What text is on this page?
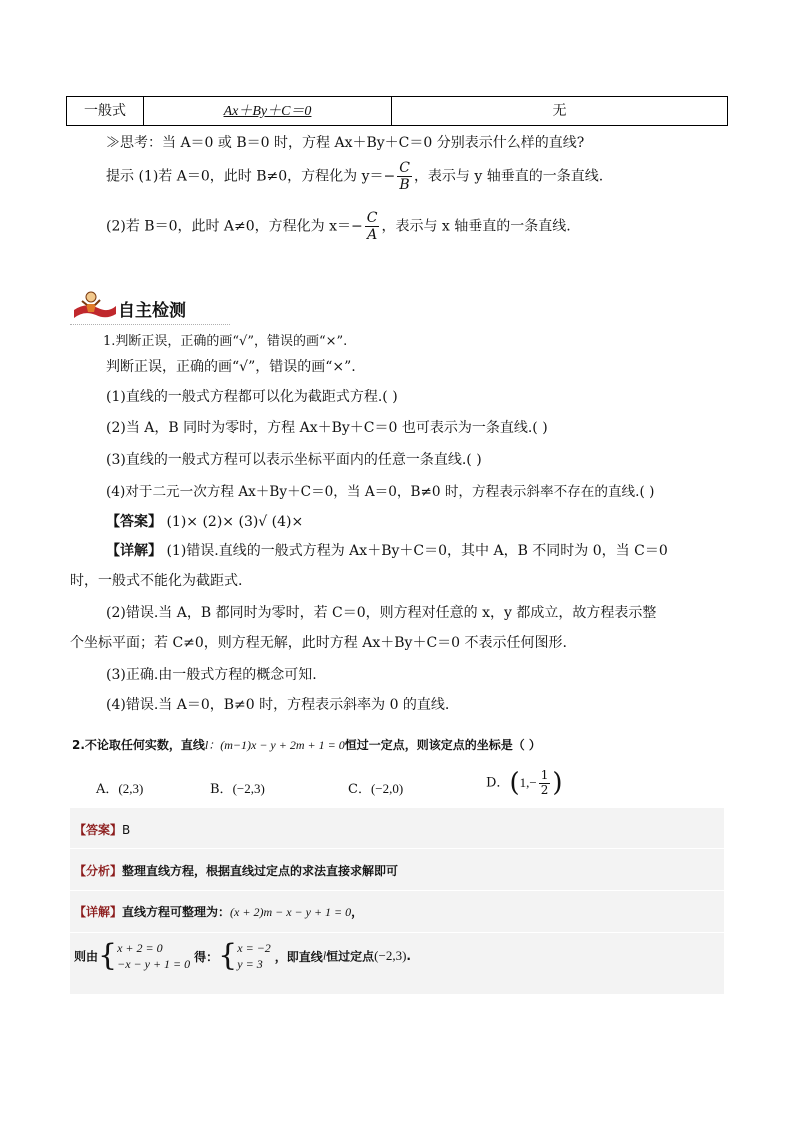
一般式	Ax＋By＋C＝0	无
≫思考：当 A＝0 或 B＝0 时，方程 Ax＋By＋C＝0 分别表示什么样的直线?
提示 (1)若 A＝0，此时 B≠0，方程化为 $y=- \frac{C}{B}$ ，表示与 y 轴垂直的一条直线.
(2)若 B＝0，此时 A≠0，方程化为 $x=- \frac{C}{A}$ ，表示与 x 轴垂直的一条直线.
自主检测
1.判断正误，正确的画“√”，错误的画“×”.
判断正误，正确的画“√”，错误的画“×”.
(1)直线的一般式方程都可以化为截距式方程.( )
(2)当 A，B 同时为零时，方程 Ax＋By＋C＝0 也可表示为一条直线.( )
(3)直线的一般式方程可以表示坐标平面内的任意一条直线.( )
(4)对于二元一次方程 Ax＋By＋C＝0，当 A＝0，B≠0 时，方程表示斜率不存在的直线.( )
【答案】 (1)× (2)× (3)√ (4)×
【详解】 (1)错误.直线的一般式方程为 Ax＋By＋C＝0，其中 A，B 不同时为 0，当 C＝0
时，一般式不能化为截距式.
(2)错误.当 A，B 都同时为零时，若 C＝0，则方程对任意的 x，y 都成立，故方程表示整
个坐标平面；若 C≠0，则方程无解，此时方程 Ax＋By＋C＝0 不表示任何图形.
(3)正确.由一般式方程的概念可知.
(4)错误.当 A＝0，B≠0 时，方程表示斜率为 0 的直线.
2.不论取任何实数，直线l：(m−1)x − y + 2m + 1 = 0恒过一定点，则该定点的坐标是（ ）
A．(2,3)	B．(−2,3)	C．(−2,0)	D．($1,- \frac{1}{2}$ )
【答案】B
【分析】整理直线方程，根据直线过定点的求法直接求解即可
【详解】直线方程可整理为：(x + 2)m − x − y + 1 = 0，
则由{ x + 2 = 0
−x − y + 1 = 0
得：{ x = −2
y = 3
，即直线l恒过定点(−2,3).
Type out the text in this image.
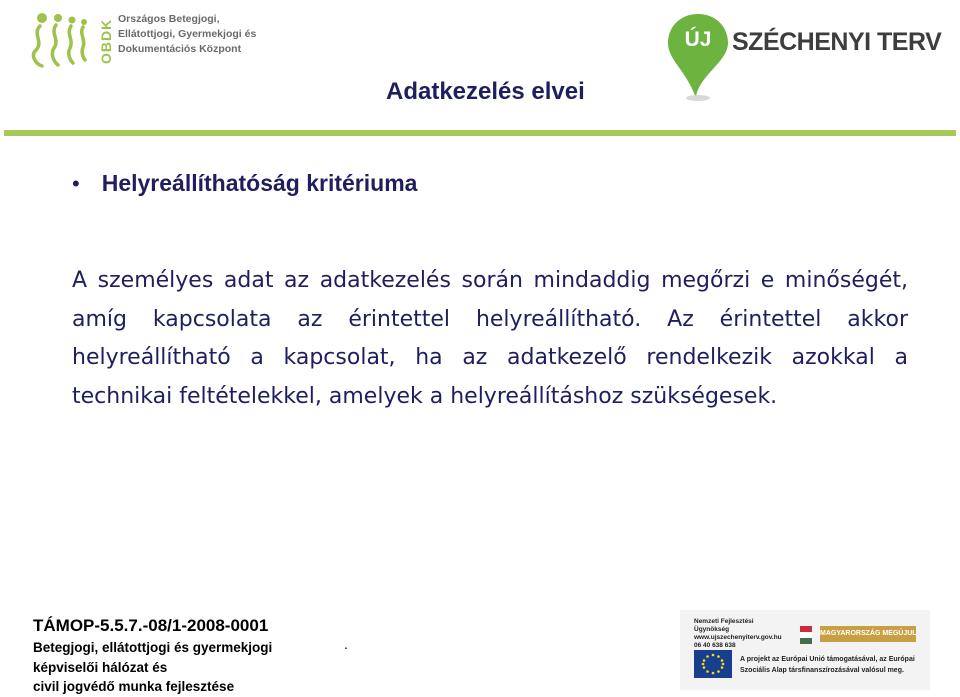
OBDK Országos Betegjogi,
Ellátottjogi, Gyermekjogi és
Dokumentációs Központ	ÚJ SZÉCHENYI TERV
Adatkezelés elvei
• Helyreállíthatóság kritériuma
A személyes adat az adatkezelés során mindaddig megőrzi e minőségét, amíg kapcsolata az érintettel helyreállítható. Az érintettel akkor helyreállítható a kapcsolat, ha az adatkezelő rendelkezik azokkal a technikai feltételekkel, amelyek a helyreállításhoz szükségesek.
TÁMOP-5.5.7.-08/1-2008-0001
Betegjogi, ellátottjogi és gyermekjogi
képviselői hálózat és
civil jogvédő munka fejlesztése
.
Nemzeti Fejlesztési Ügynökség
www.ujszechenyiterv.gov.hu
06 40 638 638
MAGYARORSZÁG MEGÚJUL
A projekt az Európai Unió támogatásával, az Európai
Szociális Alap társfinanszírozásával valósul meg.
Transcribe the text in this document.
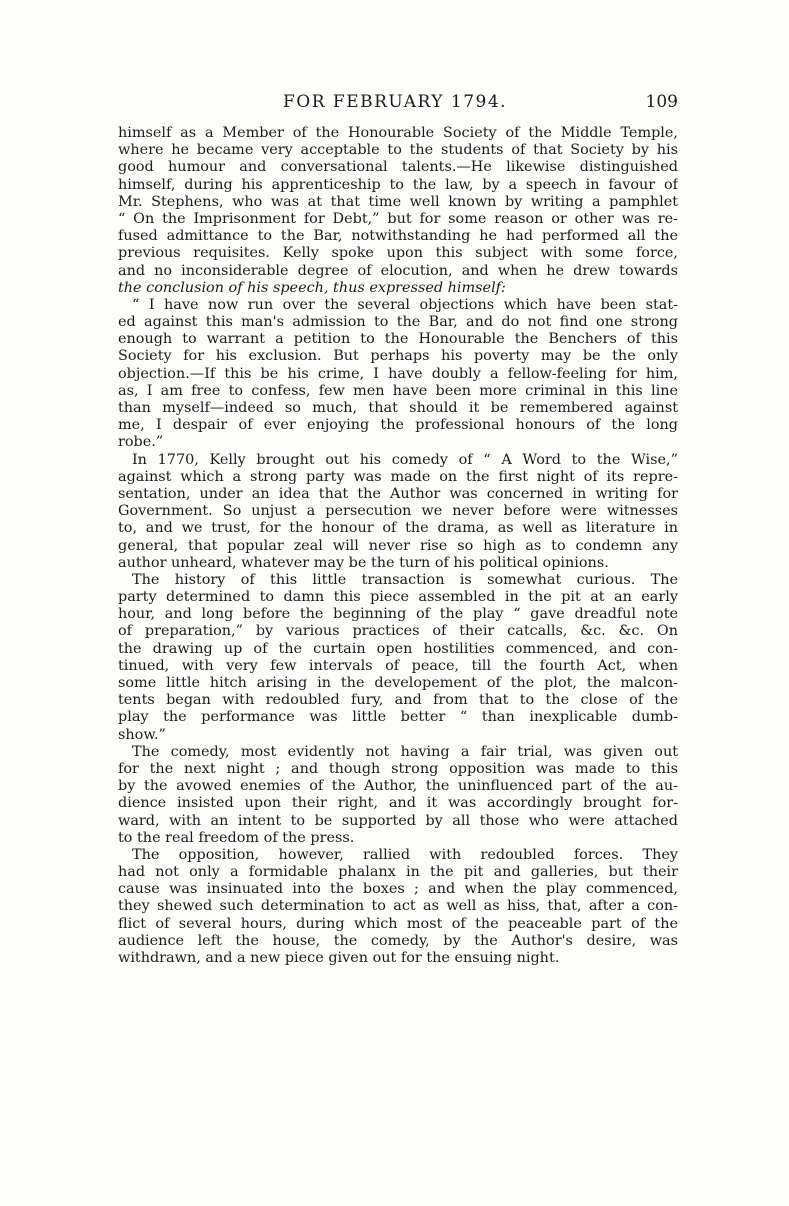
FOR FEBRUARY 1794.	109
himself as a Member of the Honourable Society of the Middle Temple,
where he became very acceptable to the students of that Society by his
good humour and conversational talents.—He likewise distinguished
himself, during his apprenticeship to the law, by a speech in favour of
Mr. Stephens, who was at that time well known by writing a pamphlet
“ On the Imprisonment for Debt,” but for some reason or other was re-
fused admittance to the Bar, notwithstanding he had performed all the
previous requisites. Kelly spoke upon this subject with some force,
and no inconsiderable degree of elocution, and when he drew towards
the conclusion of his speech, thus expressed himself:
“ I have now run over the several objections which have been stat-
ed against this man's admission to the Bar, and do not find one strong
enough to warrant a petition to the Honourable the Benchers of this
Society for his exclusion. But perhaps his poverty may be the only
objection.—If this be his crime, I have doubly a fellow-feeling for him,
as, I am free to confess, few men have been more criminal in this line
than myself—indeed so much, that should it be remembered against
me, I despair of ever enjoying the professional honours of the long
robe.”
In 1770, Kelly brought out his comedy of “ A Word to the Wise,”
against which a strong party was made on the first night of its repre-
sentation, under an idea that the Author was concerned in writing for
Government. So unjust a persecution we never before were witnesses
to, and we trust, for the honour of the drama, as well as literature in
general, that popular zeal will never rise so high as to condemn any
author unheard, whatever may be the turn of his political opinions.
The history of this little transaction is somewhat curious. The
party determined to damn this piece assembled in the pit at an early
hour, and long before the beginning of the play “ gave dreadful note
of preparation,” by various practices of their catcalls, &c. &c. On
the drawing up of the curtain open hostilities commenced, and con-
tinued, with very few intervals of peace, till the fourth Act, when
some little hitch arising in the developement of the plot, the malcon-
tents began with redoubled fury, and from that to the close of the
play the performance was little better “ than inexplicable dumb-
show.”
The comedy, most evidently not having a fair trial, was given out
for the next night ; and though strong opposition was made to this
by the avowed enemies of the Author, the uninfluenced part of the au-
dience insisted upon their right, and it was accordingly brought for-
ward, with an intent to be supported by all those who were attached
to the real freedom of the press.
The opposition, however, rallied with redoubled forces. They
had not only a formidable phalanx in the pit and galleries, but their
cause was insinuated into the boxes ; and when the play commenced,
they shewed such determination to act as well as hiss, that, after a con-
flict of several hours, during which most of the peaceable part of the
audience left the house, the comedy, by the Author's desire, was
withdrawn, and a new piece given out for the ensuing night.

■ ■ ■ ■

Exercise task | Copy the records exactly as they appear, excluding images.

Written answer |
What text is on this page?
一般式	Ax＋By＋C＝0	无
≫思考：当 A＝0 或 B＝0 时，方程 Ax＋By＋C＝0 分别表示什么样的直线?
提示 (1)若 A＝0，此时 B≠0，方程化为 $y=- \frac{C}{B}$ ，表示与 y 轴垂直的一条直线.
(2)若 B＝0，此时 A≠0，方程化为 $x=- \frac{C}{A}$ ，表示与 x 轴垂直的一条直线.
自主检测
1.判断正误，正确的画“√”，错误的画“×”.
判断正误，正确的画“√”，错误的画“×”.
(1)直线的一般式方程都可以化为截距式方程.( )
(2)当 A，B 同时为零时，方程 Ax＋By＋C＝0 也可表示为一条直线.( )
(3)直线的一般式方程可以表示坐标平面内的任意一条直线.( )
(4)对于二元一次方程 Ax＋By＋C＝0，当 A＝0，B≠0 时，方程表示斜率不存在的直线.( )
【答案】 (1)× (2)× (3)√ (4)×
【详解】 (1)错误.直线的一般式方程为 Ax＋By＋C＝0，其中 A，B 不同时为 0，当 C＝0
时，一般式不能化为截距式.
(2)错误.当 A，B 都同时为零时，若 C＝0，则方程对任意的 x，y 都成立，故方程表示整
个坐标平面；若 C≠0，则方程无解，此时方程 Ax＋By＋C＝0 不表示任何图形.
(3)正确.由一般式方程的概念可知.
(4)错误.当 A＝0，B≠0 时，方程表示斜率为 0 的直线.
2.不论取任何实数，直线l：(m−1)x − y + 2m + 1 = 0恒过一定点，则该定点的坐标是（ ）
A．(2,3)	B．(−2,3)	C．(−2,0)	D．($1,- \frac{1}{2}$ )
【答案】B
【分析】整理直线方程，根据直线过定点的求法直接求解即可
【详解】直线方程可整理为：(x + 2)m − x − y + 1 = 0，
则由{ x + 2 = 0
−x − y + 1 = 0
得：{ x = −2
y = 3
，即直线l恒过定点(−2,3).
Type out the text in this image.
OBDK Országos Betegjogi,
Ellátottjogi, Gyermekjogi és
Dokumentációs Központ	ÚJ SZÉCHENYI TERV
Adatkezelés elvei
• Helyreállíthatóság kritériuma
A személyes adat az adatkezelés során mindaddig megőrzi e minőségét, amíg kapcsolata az érintettel helyreállítható. Az érintettel akkor helyreállítható a kapcsolat, ha az adatkezelő rendelkezik azokkal a technikai feltételekkel, amelyek a helyreállításhoz szükségesek.
TÁMOP-5.5.7.-08/1-2008-0001
Betegjogi, ellátottjogi és gyermekjogi
képviselői hálózat és
civil jogvédő munka fejlesztése
.
Nemzeti Fejlesztési Ügynökség
www.ujszechenyiterv.gov.hu
06 40 638 638
MAGYARORSZÁG MEGÚJUL
A projekt az Európai Unió támogatásával, az Európai
Szociális Alap társfinanszírozásával valósul meg.
Transcribe the text in this document.
FOR FEBRUARY 1794.	109
himself as a Member of the Honourable Society of the Middle Temple,
where he became very acceptable to the students of that Society by his
good humour and conversational talents.—He likewise distinguished
himself, during his apprenticeship to the law, by a speech in favour of
Mr. Stephens, who was at that time well known by writing a pamphlet
“ On the Imprisonment for Debt,” but for some reason or other was re-
fused admittance to the Bar, notwithstanding he had performed all the
previous requisites. Kelly spoke upon this subject with some force,
and no inconsiderable degree of elocution, and when he drew towards
the conclusion of his speech, thus expressed himself:
“ I have now run over the several objections which have been stat-
ed against this man's admission to the Bar, and do not find one strong
enough to warrant a petition to the Honourable the Benchers of this
Society for his exclusion. But perhaps his poverty may be the only
objection.—If this be his crime, I have doubly a fellow-feeling for him,
as, I am free to confess, few men have been more criminal in this line
than myself—indeed so much, that should it be remembered against
me, I despair of ever enjoying the professional honours of the long
robe.”
In 1770, Kelly brought out his comedy of “ A Word to the Wise,”
against which a strong party was made on the first night of its repre-
sentation, under an idea that the Author was concerned in writing for
Government. So unjust a persecution we never before were witnesses
to, and we trust, for the honour of the drama, as well as literature in
general, that popular zeal will never rise so high as to condemn any
author unheard, whatever may be the turn of his political opinions.
The history of this little transaction is somewhat curious. The
party determined to damn this piece assembled in the pit at an early
hour, and long before the beginning of the play “ gave dreadful note
of preparation,” by various practices of their catcalls, &c. &c. On
the drawing up of the curtain open hostilities commenced, and con-
tinued, with very few intervals of peace, till the fourth Act, when
some little hitch arising in the developement of the plot, the malcon-
tents began with redoubled fury, and from that to the close of the
play the performance was little better “ than inexplicable dumb-
show.”
The comedy, most evidently not having a fair trial, was given out
for the next night ; and though strong opposition was made to this
by the avowed enemies of the Author, the uninfluenced part of the au-
dience insisted upon their right, and it was accordingly brought for-
ward, with an intent to be supported by all those who were attached
to the real freedom of the press.
The opposition, however, rallied with redoubled forces. They
had not only a formidable phalanx in the pit and galleries, but their
cause was insinuated into the boxes ; and when the play commenced,
they shewed such determination to act as well as hiss, that, after a con-
flict of several hours, during which most of the peaceable part of the
audience left the house, the comedy, by the Author's desire, was
withdrawn, and a new piece given out for the ensuing night.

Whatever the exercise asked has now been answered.